Exercise brief
Return the following items verbatim, line for line, covering every one of them.

Provided material
^^^^^^^^
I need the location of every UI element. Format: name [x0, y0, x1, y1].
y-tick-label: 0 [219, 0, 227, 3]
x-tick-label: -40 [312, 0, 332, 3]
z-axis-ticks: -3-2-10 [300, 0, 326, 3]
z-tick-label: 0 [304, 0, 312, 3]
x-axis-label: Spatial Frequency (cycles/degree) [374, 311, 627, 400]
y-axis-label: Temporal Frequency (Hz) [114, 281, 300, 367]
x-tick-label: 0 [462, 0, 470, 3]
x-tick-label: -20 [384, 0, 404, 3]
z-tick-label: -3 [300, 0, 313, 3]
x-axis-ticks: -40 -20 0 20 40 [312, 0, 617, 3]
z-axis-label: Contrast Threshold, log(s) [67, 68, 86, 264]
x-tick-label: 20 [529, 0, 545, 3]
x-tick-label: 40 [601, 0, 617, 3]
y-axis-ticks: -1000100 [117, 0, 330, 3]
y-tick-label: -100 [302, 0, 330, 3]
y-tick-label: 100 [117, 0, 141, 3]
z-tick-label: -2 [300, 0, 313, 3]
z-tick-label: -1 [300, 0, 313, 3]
^^^^^^^^
Exercise response
I need the location of every UI element. Format: name [x0, y0, x1, y1].
y-tick-label: 0 [219, 0, 227, 3]
x-tick-label: -40 [312, 0, 332, 3]
z-axis-ticks: -3-2-10 [300, 0, 326, 3]
z-tick-label: 0 [304, 0, 312, 3]
x-axis-label: Spatial Frequency (cycles/degree) [374, 311, 627, 400]
y-axis-label: Temporal Frequency (Hz) [114, 281, 300, 367]
x-tick-label: 0 [462, 0, 470, 3]
x-tick-label: -20 [384, 0, 404, 3]
z-tick-label: -3 [300, 0, 313, 3]
x-axis-ticks: -40 -20 0 20 40 [312, 0, 617, 3]
z-axis-label: Contrast Threshold, log(s) [67, 68, 86, 264]
x-tick-label: 20 [529, 0, 545, 3]
x-tick-label: 40 [601, 0, 617, 3]
y-axis-ticks: -1000100 [117, 0, 330, 3]
y-tick-label: -100 [302, 0, 330, 3]
y-tick-label: 100 [117, 0, 141, 3]
z-tick-label: -2 [300, 0, 313, 3]
z-tick-label: -1 [300, 0, 313, 3]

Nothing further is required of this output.